- **YOUR TASK**: Return each entry exactly, omitting nothing.

-- begin --

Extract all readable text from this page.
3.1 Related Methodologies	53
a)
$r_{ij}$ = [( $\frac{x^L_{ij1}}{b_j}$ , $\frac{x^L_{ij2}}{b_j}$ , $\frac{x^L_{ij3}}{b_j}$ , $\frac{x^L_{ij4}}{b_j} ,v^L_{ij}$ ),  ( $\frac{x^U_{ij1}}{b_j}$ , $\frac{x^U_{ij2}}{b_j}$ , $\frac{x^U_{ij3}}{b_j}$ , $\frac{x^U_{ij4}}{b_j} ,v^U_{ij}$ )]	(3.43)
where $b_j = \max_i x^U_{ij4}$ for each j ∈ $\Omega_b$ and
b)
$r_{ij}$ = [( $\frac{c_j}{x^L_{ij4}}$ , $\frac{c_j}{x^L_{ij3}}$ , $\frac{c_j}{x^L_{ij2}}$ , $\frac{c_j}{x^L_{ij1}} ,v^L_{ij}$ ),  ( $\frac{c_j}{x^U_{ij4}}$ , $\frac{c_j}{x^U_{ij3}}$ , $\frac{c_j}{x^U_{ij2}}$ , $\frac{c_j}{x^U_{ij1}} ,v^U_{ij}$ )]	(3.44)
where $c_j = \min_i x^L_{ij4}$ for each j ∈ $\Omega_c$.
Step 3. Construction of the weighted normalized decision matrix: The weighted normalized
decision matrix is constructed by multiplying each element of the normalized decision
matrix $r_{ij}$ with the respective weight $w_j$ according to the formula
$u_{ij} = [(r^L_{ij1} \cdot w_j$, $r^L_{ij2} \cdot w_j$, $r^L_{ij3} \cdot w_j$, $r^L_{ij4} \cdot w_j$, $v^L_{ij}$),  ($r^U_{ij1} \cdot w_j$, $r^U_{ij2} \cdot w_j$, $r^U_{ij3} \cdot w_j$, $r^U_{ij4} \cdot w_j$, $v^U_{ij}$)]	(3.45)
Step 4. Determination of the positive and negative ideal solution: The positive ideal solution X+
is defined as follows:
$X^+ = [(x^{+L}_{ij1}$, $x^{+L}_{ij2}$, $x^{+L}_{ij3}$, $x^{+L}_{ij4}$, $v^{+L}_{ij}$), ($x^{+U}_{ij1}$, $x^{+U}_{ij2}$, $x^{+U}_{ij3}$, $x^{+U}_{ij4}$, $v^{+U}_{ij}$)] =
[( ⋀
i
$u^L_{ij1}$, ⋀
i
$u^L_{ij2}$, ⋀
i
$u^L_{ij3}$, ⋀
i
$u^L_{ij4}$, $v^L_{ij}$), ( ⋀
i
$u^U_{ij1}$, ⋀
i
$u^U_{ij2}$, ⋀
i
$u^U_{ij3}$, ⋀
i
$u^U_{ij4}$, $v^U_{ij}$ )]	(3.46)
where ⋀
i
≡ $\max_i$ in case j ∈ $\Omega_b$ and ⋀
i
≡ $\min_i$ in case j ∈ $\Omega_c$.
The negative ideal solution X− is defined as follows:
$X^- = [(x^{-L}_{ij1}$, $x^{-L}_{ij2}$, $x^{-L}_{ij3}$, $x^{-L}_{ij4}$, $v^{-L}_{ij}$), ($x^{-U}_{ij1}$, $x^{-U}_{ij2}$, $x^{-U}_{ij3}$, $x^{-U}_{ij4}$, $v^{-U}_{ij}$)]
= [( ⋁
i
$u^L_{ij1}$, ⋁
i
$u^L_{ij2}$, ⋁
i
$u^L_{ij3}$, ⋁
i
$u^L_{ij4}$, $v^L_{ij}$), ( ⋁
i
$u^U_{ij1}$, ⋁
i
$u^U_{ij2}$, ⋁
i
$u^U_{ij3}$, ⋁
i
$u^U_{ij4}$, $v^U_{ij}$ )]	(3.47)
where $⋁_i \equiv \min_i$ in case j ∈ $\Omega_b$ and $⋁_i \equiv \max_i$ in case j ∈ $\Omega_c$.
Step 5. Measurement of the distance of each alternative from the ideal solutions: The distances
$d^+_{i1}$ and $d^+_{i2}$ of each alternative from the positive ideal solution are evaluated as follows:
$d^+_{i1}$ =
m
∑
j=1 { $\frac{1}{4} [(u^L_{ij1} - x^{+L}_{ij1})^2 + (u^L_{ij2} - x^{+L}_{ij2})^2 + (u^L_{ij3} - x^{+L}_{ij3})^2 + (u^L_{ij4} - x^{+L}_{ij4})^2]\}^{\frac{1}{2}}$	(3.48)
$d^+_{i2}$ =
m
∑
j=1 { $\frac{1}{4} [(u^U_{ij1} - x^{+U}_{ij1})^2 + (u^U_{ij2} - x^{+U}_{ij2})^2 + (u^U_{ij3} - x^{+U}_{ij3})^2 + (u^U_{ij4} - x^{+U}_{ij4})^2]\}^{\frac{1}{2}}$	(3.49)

-- end --

- **EXERCISE OUTPUT**:
Extract all readable text from this page.
3.1 Related Methodologies	53
a)
$r_{ij}$ = [( $\frac{x^L_{ij1}}{b_j}$ , $\frac{x^L_{ij2}}{b_j}$ , $\frac{x^L_{ij3}}{b_j}$ , $\frac{x^L_{ij4}}{b_j} ,v^L_{ij}$ ),  ( $\frac{x^U_{ij1}}{b_j}$ , $\frac{x^U_{ij2}}{b_j}$ , $\frac{x^U_{ij3}}{b_j}$ , $\frac{x^U_{ij4}}{b_j} ,v^U_{ij}$ )]	(3.43)
where $b_j = \max_i x^U_{ij4}$ for each j ∈ $\Omega_b$ and
b)
$r_{ij}$ = [( $\frac{c_j}{x^L_{ij4}}$ , $\frac{c_j}{x^L_{ij3}}$ , $\frac{c_j}{x^L_{ij2}}$ , $\frac{c_j}{x^L_{ij1}} ,v^L_{ij}$ ),  ( $\frac{c_j}{x^U_{ij4}}$ , $\frac{c_j}{x^U_{ij3}}$ , $\frac{c_j}{x^U_{ij2}}$ , $\frac{c_j}{x^U_{ij1}} ,v^U_{ij}$ )]	(3.44)
where $c_j = \min_i x^L_{ij4}$ for each j ∈ $\Omega_c$.
Step 3. Construction of the weighted normalized decision matrix: The weighted normalized
decision matrix is constructed by multiplying each element of the normalized decision
matrix $r_{ij}$ with the respective weight $w_j$ according to the formula
$u_{ij} = [(r^L_{ij1} \cdot w_j$, $r^L_{ij2} \cdot w_j$, $r^L_{ij3} \cdot w_j$, $r^L_{ij4} \cdot w_j$, $v^L_{ij}$),  ($r^U_{ij1} \cdot w_j$, $r^U_{ij2} \cdot w_j$, $r^U_{ij3} \cdot w_j$, $r^U_{ij4} \cdot w_j$, $v^U_{ij}$)]	(3.45)
Step 4. Determination of the positive and negative ideal solution: The positive ideal solution X+
is defined as follows:
$X^+ = [(x^{+L}_{ij1}$, $x^{+L}_{ij2}$, $x^{+L}_{ij3}$, $x^{+L}_{ij4}$, $v^{+L}_{ij}$), ($x^{+U}_{ij1}$, $x^{+U}_{ij2}$, $x^{+U}_{ij3}$, $x^{+U}_{ij4}$, $v^{+U}_{ij}$)] =
[( ⋀
i
$u^L_{ij1}$, ⋀
i
$u^L_{ij2}$, ⋀
i
$u^L_{ij3}$, ⋀
i
$u^L_{ij4}$, $v^L_{ij}$), ( ⋀
i
$u^U_{ij1}$, ⋀
i
$u^U_{ij2}$, ⋀
i
$u^U_{ij3}$, ⋀
i
$u^U_{ij4}$, $v^U_{ij}$ )]	(3.46)
where ⋀
i
≡ $\max_i$ in case j ∈ $\Omega_b$ and ⋀
i
≡ $\min_i$ in case j ∈ $\Omega_c$.
The negative ideal solution X− is defined as follows:
$X^- = [(x^{-L}_{ij1}$, $x^{-L}_{ij2}$, $x^{-L}_{ij3}$, $x^{-L}_{ij4}$, $v^{-L}_{ij}$), ($x^{-U}_{ij1}$, $x^{-U}_{ij2}$, $x^{-U}_{ij3}$, $x^{-U}_{ij4}$, $v^{-U}_{ij}$)]
= [( ⋁
i
$u^L_{ij1}$, ⋁
i
$u^L_{ij2}$, ⋁
i
$u^L_{ij3}$, ⋁
i
$u^L_{ij4}$, $v^L_{ij}$), ( ⋁
i
$u^U_{ij1}$, ⋁
i
$u^U_{ij2}$, ⋁
i
$u^U_{ij3}$, ⋁
i
$u^U_{ij4}$, $v^U_{ij}$ )]	(3.47)
where $⋁_i \equiv \min_i$ in case j ∈ $\Omega_b$ and $⋁_i \equiv \max_i$ in case j ∈ $\Omega_c$.
Step 5. Measurement of the distance of each alternative from the ideal solutions: The distances
$d^+_{i1}$ and $d^+_{i2}$ of each alternative from the positive ideal solution are evaluated as follows:
$d^+_{i1}$ =
m
∑
j=1 { $\frac{1}{4} [(u^L_{ij1} - x^{+L}_{ij1})^2 + (u^L_{ij2} - x^{+L}_{ij2})^2 + (u^L_{ij3} - x^{+L}_{ij3})^2 + (u^L_{ij4} - x^{+L}_{ij4})^2]\}^{\frac{1}{2}}$	(3.48)
$d^+_{i2}$ =
m
∑
j=1 { $\frac{1}{4} [(u^U_{ij1} - x^{+U}_{ij1})^2 + (u^U_{ij2} - x^{+U}_{ij2})^2 + (u^U_{ij3} - x^{+U}_{ij3})^2 + (u^U_{ij4} - x^{+U}_{ij4})^2]\}^{\frac{1}{2}}$	(3.49)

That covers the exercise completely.